# Extracted material start

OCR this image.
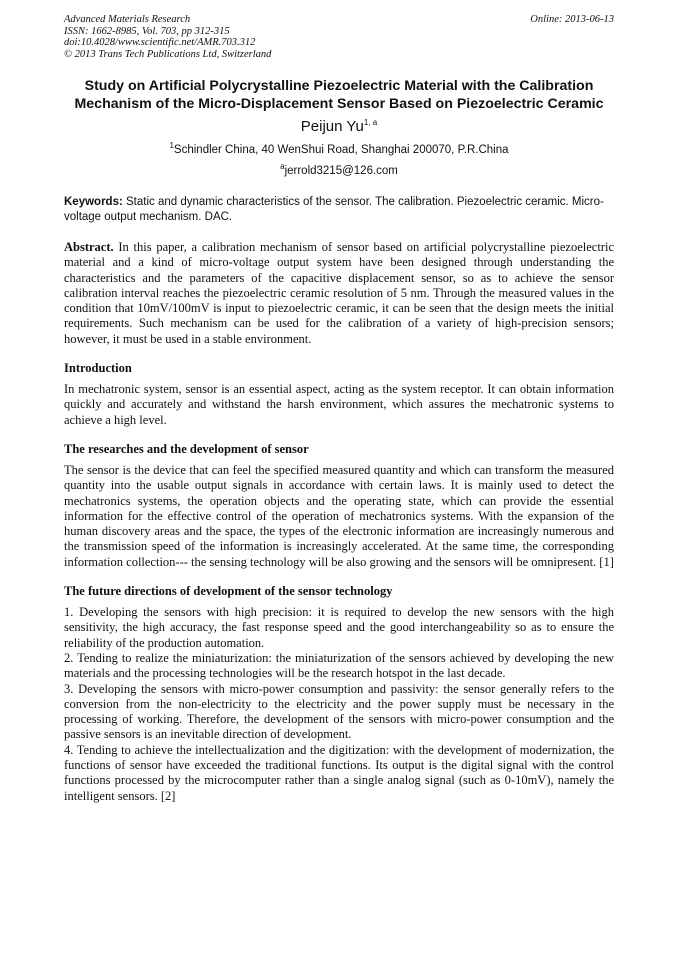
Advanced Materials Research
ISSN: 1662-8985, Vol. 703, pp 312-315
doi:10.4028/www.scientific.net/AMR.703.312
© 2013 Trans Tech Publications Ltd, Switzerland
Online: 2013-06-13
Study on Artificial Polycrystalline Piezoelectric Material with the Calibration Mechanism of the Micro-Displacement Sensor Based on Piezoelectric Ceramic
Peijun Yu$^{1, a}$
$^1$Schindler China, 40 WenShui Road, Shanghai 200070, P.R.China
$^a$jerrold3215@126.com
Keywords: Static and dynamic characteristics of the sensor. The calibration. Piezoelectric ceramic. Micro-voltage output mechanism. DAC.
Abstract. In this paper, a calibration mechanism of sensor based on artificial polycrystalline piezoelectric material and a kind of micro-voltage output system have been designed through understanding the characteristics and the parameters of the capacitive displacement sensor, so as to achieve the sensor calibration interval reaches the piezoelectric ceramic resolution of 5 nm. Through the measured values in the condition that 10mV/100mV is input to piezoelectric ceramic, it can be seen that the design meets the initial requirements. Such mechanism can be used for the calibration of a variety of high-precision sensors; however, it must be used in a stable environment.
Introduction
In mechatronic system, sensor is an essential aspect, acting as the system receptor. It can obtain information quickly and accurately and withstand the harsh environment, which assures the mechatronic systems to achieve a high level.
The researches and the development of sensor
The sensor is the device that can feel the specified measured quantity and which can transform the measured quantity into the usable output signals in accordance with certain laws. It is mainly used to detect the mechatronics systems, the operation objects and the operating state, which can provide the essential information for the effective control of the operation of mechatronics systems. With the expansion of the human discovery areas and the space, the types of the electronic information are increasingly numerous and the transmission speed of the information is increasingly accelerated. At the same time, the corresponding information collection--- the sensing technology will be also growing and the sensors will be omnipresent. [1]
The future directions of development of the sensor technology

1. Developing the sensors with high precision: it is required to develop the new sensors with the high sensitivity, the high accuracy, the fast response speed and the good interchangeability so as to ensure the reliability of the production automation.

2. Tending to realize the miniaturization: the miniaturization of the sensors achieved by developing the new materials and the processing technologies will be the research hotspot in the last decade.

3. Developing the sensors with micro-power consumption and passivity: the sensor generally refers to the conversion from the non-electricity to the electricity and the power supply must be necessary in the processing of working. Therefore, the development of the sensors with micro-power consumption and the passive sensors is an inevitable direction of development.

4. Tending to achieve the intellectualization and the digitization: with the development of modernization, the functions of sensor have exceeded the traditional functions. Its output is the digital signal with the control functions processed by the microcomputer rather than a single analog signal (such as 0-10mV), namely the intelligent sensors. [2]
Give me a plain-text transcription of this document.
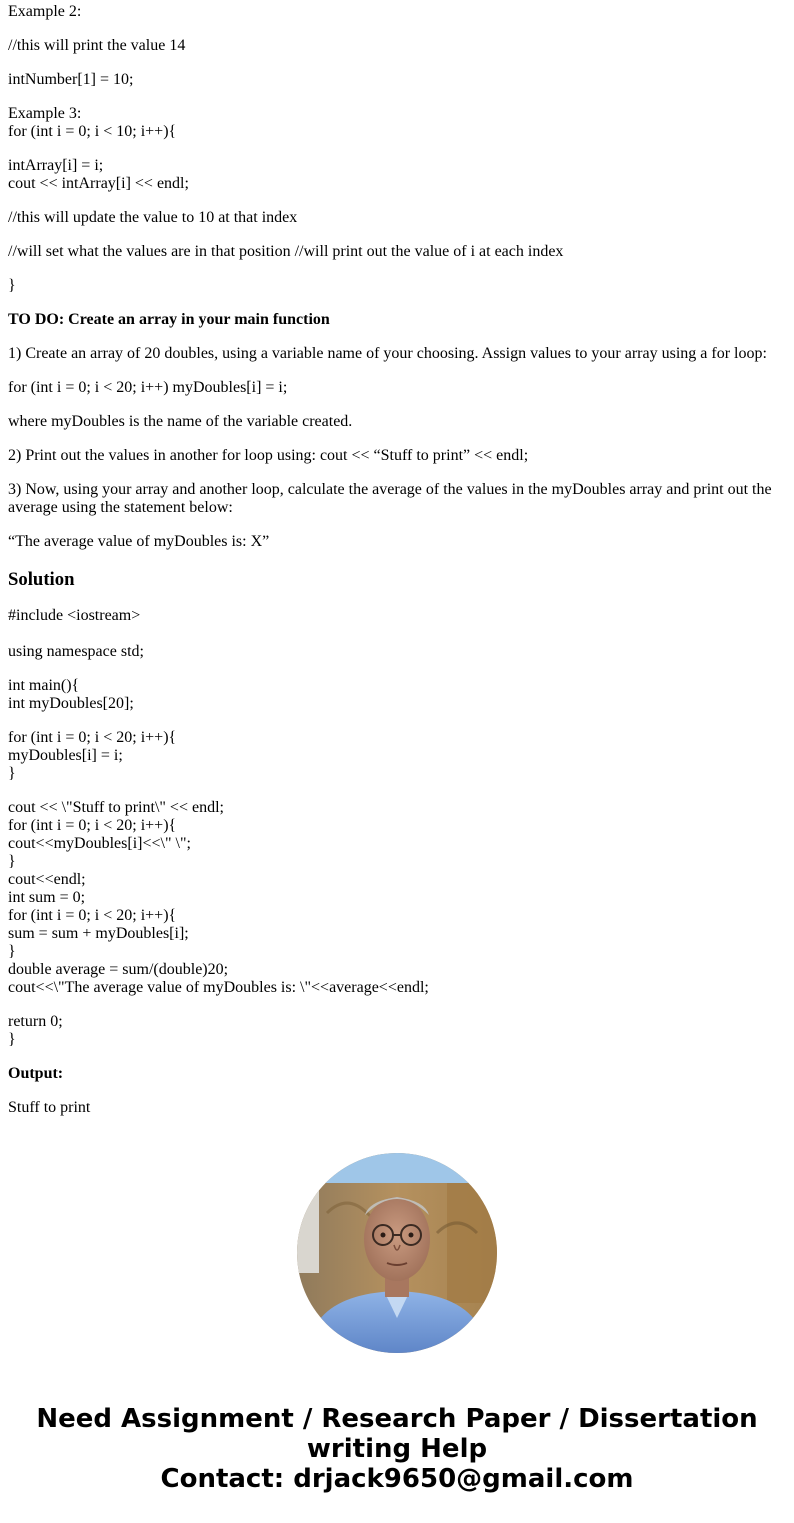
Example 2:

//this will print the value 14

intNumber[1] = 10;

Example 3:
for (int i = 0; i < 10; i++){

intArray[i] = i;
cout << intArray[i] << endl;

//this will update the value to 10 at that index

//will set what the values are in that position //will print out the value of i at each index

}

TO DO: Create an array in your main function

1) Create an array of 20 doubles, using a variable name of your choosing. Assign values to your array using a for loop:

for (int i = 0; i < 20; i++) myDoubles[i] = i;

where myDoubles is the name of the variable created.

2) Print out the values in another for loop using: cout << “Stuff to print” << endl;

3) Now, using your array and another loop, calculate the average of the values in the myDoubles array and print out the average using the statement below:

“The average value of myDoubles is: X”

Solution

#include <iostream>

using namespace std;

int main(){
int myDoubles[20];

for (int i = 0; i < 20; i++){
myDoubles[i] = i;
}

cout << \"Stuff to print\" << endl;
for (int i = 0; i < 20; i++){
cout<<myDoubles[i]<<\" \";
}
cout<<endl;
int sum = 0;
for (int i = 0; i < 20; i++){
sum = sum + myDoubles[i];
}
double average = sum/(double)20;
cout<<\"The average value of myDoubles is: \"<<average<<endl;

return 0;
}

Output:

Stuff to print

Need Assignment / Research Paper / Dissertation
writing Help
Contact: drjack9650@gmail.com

# Extracted material end

## Set problem:
Write every record out again exactly; no pictures belong in the copy.

## Result for this exercise:
OCR this image.
Advanced Materials Research
ISSN: 1662-8985, Vol. 703, pp 312-315
doi:10.4028/www.scientific.net/AMR.703.312
© 2013 Trans Tech Publications Ltd, Switzerland
Online: 2013-06-13
Study on Artificial Polycrystalline Piezoelectric Material with the Calibration Mechanism of the Micro-Displacement Sensor Based on Piezoelectric Ceramic
Peijun Yu$^{1, a}$
$^1$Schindler China, 40 WenShui Road, Shanghai 200070, P.R.China
$^a$jerrold3215@126.com
Keywords: Static and dynamic characteristics of the sensor. The calibration. Piezoelectric ceramic. Micro-voltage output mechanism. DAC.
Abstract. In this paper, a calibration mechanism of sensor based on artificial polycrystalline piezoelectric material and a kind of micro-voltage output system have been designed through understanding the characteristics and the parameters of the capacitive displacement sensor, so as to achieve the sensor calibration interval reaches the piezoelectric ceramic resolution of 5 nm. Through the measured values in the condition that 10mV/100mV is input to piezoelectric ceramic, it can be seen that the design meets the initial requirements. Such mechanism can be used for the calibration of a variety of high-precision sensors; however, it must be used in a stable environment.
Introduction
In mechatronic system, sensor is an essential aspect, acting as the system receptor. It can obtain information quickly and accurately and withstand the harsh environment, which assures the mechatronic systems to achieve a high level.
The researches and the development of sensor
The sensor is the device that can feel the specified measured quantity and which can transform the measured quantity into the usable output signals in accordance with certain laws. It is mainly used to detect the mechatronics systems, the operation objects and the operating state, which can provide the essential information for the effective control of the operation of mechatronics systems. With the expansion of the human discovery areas and the space, the types of the electronic information are increasingly numerous and the transmission speed of the information is increasingly accelerated. At the same time, the corresponding information collection--- the sensing technology will be also growing and the sensors will be omnipresent. [1]
The future directions of development of the sensor technology

1. Developing the sensors with high precision: it is required to develop the new sensors with the high sensitivity, the high accuracy, the fast response speed and the good interchangeability so as to ensure the reliability of the production automation.

2. Tending to realize the miniaturization: the miniaturization of the sensors achieved by developing the new materials and the processing technologies will be the research hotspot in the last decade.

3. Developing the sensors with micro-power consumption and passivity: the sensor generally refers to the conversion from the non-electricity to the electricity and the power supply must be necessary in the processing of working. Therefore, the development of the sensors with micro-power consumption and the passive sensors is an inevitable direction of development.

4. Tending to achieve the intellectualization and the digitization: with the development of modernization, the functions of sensor have exceeded the traditional functions. Its output is the digital signal with the control functions processed by the microcomputer rather than a single analog signal (such as 0-10mV), namely the intelligent sensors. [2]
Give me a plain-text transcription of this document.
Example 2:

//this will print the value 14

intNumber[1] = 10;

Example 3:
for (int i = 0; i < 10; i++){

intArray[i] = i;
cout << intArray[i] << endl;

//this will update the value to 10 at that index

//will set what the values are in that position //will print out the value of i at each index

}

TO DO: Create an array in your main function

1) Create an array of 20 doubles, using a variable name of your choosing. Assign values to your array using a for loop:

for (int i = 0; i < 20; i++) myDoubles[i] = i;

where myDoubles is the name of the variable created.

2) Print out the values in another for loop using: cout << “Stuff to print” << endl;

3) Now, using your array and another loop, calculate the average of the values in the myDoubles array and print out the average using the statement below:

“The average value of myDoubles is: X”

Solution

#include <iostream>

using namespace std;

int main(){
int myDoubles[20];

for (int i = 0; i < 20; i++){
myDoubles[i] = i;
}

cout << \"Stuff to print\" << endl;
for (int i = 0; i < 20; i++){
cout<<myDoubles[i]<<\" \";
}
cout<<endl;
int sum = 0;
for (int i = 0; i < 20; i++){
sum = sum + myDoubles[i];
}
double average = sum/(double)20;
cout<<\"The average value of myDoubles is: \"<<average<<endl;

return 0;
}

Output:

Stuff to print

Need Assignment / Research Paper / Dissertation
writing Help
Contact: drjack9650@gmail.com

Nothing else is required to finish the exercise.